▶ Aim:
Find how many lines hold the word "JSON". Give only the number.

▶ Entries supplied:
• • •

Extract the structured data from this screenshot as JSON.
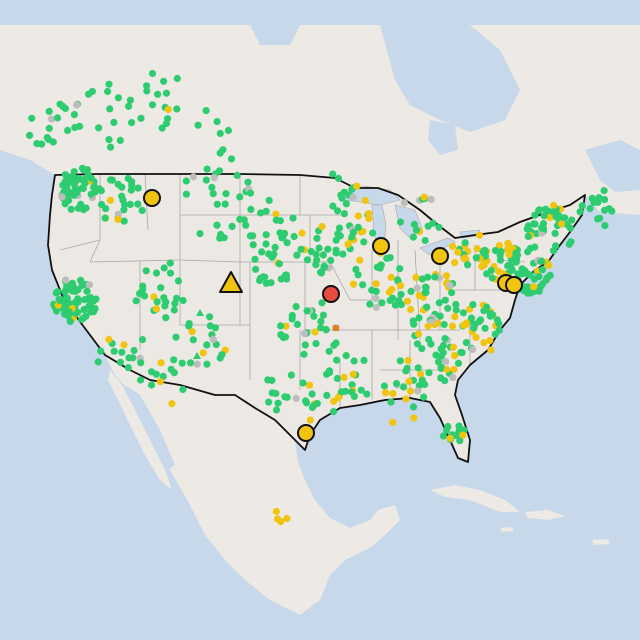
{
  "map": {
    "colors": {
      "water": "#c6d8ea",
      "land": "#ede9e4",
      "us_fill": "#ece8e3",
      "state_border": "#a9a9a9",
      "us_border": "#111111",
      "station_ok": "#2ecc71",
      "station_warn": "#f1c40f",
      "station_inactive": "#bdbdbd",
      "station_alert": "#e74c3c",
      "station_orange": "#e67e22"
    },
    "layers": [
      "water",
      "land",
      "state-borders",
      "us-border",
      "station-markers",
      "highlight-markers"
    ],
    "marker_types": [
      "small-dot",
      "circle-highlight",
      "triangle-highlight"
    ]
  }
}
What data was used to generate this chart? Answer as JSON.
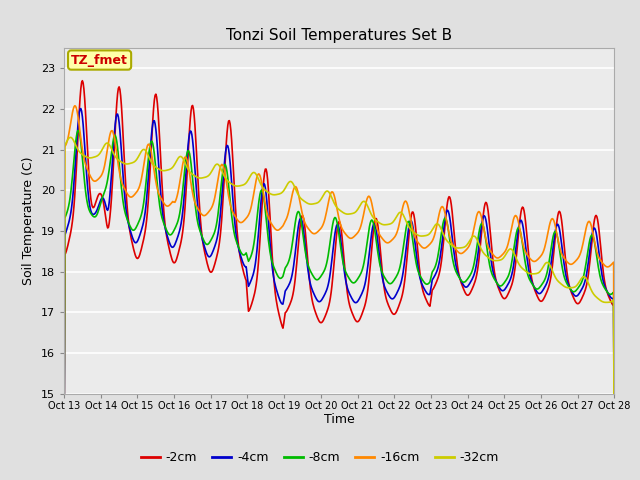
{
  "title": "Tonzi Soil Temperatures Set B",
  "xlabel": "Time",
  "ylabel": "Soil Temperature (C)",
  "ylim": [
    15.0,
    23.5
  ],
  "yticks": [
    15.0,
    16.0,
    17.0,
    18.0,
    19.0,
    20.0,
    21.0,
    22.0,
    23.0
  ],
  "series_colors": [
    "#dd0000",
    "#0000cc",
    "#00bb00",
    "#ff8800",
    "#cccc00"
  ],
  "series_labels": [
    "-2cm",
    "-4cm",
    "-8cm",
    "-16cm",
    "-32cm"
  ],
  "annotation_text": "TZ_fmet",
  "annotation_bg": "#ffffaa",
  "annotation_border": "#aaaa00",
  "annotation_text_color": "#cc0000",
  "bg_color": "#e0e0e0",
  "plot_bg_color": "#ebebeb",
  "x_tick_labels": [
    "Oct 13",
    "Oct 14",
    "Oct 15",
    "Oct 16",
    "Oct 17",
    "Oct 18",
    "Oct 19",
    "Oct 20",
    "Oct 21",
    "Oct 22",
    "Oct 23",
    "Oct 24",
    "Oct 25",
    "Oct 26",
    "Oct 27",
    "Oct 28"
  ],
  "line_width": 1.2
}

• • •

▶ Response to this exercise:
2